Source data:
•••••

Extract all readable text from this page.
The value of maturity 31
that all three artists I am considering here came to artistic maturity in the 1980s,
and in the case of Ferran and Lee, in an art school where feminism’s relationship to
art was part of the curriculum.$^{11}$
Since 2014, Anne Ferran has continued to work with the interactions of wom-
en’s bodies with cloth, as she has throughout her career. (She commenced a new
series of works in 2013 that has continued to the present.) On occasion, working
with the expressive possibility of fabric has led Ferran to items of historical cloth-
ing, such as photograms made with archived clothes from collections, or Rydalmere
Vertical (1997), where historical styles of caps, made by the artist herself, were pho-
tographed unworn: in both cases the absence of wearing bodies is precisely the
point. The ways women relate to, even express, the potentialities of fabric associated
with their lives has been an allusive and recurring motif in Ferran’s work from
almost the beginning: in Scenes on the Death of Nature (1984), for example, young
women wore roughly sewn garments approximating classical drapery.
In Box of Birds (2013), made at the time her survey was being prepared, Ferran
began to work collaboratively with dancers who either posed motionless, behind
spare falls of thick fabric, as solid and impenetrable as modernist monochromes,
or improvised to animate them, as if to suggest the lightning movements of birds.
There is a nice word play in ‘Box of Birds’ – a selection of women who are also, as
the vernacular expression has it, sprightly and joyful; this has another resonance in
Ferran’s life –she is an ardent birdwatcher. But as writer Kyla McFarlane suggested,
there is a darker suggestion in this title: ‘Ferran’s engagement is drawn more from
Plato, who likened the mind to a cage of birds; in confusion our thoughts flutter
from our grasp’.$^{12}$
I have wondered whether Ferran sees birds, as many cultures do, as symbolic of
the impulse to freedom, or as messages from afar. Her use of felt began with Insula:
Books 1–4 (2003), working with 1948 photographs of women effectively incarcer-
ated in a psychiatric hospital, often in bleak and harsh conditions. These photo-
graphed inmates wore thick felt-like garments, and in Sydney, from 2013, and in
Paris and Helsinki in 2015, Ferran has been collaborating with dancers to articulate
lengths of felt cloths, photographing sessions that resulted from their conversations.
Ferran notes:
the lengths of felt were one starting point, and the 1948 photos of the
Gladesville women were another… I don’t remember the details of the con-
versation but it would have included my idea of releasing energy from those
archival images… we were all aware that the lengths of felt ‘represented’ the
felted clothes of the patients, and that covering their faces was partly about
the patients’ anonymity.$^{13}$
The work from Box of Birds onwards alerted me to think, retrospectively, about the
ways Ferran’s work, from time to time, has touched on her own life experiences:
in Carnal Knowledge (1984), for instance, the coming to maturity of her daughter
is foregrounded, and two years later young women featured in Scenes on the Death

•••••

All lines holding the word "this" must be copied from the data.

Final answer:
Extract all readable text from this page.
the vernacular expression has it, sprightly and joyful; this has another resonance in
there is a darker suggestion in this title: ‘Ferran’s engagement is drawn more from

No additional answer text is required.